■ **TASK DETAILS**
Pull every line with the word "لعقل" out of the entries below.

Collection entries
'''
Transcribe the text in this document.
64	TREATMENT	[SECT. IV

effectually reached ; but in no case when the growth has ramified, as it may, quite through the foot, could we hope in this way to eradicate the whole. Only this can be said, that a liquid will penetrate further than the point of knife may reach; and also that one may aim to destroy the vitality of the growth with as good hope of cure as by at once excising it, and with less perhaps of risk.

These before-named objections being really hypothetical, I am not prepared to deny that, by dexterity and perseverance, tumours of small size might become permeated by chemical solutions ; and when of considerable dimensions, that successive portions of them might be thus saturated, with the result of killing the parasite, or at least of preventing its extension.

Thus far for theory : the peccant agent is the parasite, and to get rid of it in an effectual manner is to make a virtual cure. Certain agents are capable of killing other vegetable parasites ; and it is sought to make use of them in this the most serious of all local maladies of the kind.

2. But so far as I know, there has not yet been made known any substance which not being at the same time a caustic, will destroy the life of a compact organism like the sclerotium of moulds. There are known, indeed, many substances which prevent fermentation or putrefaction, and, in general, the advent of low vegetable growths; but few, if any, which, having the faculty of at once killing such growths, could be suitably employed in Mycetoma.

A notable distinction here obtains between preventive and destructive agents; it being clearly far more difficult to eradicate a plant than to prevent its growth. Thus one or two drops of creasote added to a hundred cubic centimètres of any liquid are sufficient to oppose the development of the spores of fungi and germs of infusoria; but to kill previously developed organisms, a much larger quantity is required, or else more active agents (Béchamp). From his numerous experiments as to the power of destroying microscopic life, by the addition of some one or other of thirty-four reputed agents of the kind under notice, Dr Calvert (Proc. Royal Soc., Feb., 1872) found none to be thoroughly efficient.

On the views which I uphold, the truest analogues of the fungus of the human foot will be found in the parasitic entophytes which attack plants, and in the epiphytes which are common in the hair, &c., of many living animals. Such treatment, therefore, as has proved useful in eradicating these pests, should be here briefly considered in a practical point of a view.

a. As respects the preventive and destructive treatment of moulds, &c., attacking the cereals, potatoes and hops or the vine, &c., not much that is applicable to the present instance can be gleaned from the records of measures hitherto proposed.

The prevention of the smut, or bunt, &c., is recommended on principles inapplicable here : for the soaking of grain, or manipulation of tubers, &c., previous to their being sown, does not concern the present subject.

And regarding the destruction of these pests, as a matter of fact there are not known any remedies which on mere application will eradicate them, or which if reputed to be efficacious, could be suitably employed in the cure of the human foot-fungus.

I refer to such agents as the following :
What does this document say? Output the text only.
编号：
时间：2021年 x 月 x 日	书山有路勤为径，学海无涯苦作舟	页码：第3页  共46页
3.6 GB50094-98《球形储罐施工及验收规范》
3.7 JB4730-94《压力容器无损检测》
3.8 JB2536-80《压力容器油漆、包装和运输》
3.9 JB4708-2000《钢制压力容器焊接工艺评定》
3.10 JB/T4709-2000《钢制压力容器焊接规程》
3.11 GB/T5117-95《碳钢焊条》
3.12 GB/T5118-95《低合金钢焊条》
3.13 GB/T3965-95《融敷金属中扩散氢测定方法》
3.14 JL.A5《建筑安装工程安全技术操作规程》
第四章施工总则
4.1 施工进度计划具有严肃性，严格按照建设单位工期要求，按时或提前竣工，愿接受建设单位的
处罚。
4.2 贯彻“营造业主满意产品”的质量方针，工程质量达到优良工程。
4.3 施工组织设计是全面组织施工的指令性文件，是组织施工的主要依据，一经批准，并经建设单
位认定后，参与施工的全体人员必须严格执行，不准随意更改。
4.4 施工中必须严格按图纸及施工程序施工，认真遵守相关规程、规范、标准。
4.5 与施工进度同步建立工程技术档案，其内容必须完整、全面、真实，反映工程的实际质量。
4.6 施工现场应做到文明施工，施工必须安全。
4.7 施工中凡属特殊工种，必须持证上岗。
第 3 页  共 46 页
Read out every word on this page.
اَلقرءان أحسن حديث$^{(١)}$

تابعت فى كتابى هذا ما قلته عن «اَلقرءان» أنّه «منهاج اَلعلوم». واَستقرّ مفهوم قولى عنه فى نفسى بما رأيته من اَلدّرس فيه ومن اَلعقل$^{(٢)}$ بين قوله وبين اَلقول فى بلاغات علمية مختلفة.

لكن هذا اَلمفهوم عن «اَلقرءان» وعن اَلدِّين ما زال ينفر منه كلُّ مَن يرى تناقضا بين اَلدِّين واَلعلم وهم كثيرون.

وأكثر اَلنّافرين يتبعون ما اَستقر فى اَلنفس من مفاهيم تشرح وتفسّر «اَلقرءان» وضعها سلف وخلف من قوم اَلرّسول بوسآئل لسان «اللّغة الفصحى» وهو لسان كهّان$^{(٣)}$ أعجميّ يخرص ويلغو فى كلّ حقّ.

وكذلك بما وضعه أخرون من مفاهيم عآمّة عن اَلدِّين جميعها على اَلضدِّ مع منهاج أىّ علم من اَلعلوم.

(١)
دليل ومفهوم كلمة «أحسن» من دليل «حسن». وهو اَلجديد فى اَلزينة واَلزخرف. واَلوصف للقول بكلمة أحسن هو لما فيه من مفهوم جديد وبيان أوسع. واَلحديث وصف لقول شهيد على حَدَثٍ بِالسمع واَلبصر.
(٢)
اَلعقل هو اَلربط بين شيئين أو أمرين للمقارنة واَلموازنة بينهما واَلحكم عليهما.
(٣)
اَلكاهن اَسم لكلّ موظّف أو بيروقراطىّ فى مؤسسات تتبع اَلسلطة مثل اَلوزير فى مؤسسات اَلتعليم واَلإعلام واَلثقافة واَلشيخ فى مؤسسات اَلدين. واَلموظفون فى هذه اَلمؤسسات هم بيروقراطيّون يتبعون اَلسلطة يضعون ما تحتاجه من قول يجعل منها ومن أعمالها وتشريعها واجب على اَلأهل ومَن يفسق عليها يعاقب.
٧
'''
■ **SOLUTION TO THE EXERCISE**
تابعت فى كتابى هذا ما قلته عن «اَلقرءان» أنّه «منهاج اَلعلوم». واَستقرّ مفهوم قولى عنه فى نفسى بما رأيته من اَلدّرس فيه ومن اَلعقل$^{(٢)}$ بين قوله وبين اَلقول فى بلاغات علمية مختلفة.
اَلعقل هو اَلربط بين شيئين أو أمرين للمقارنة واَلموازنة بينهما واَلحكم عليهما.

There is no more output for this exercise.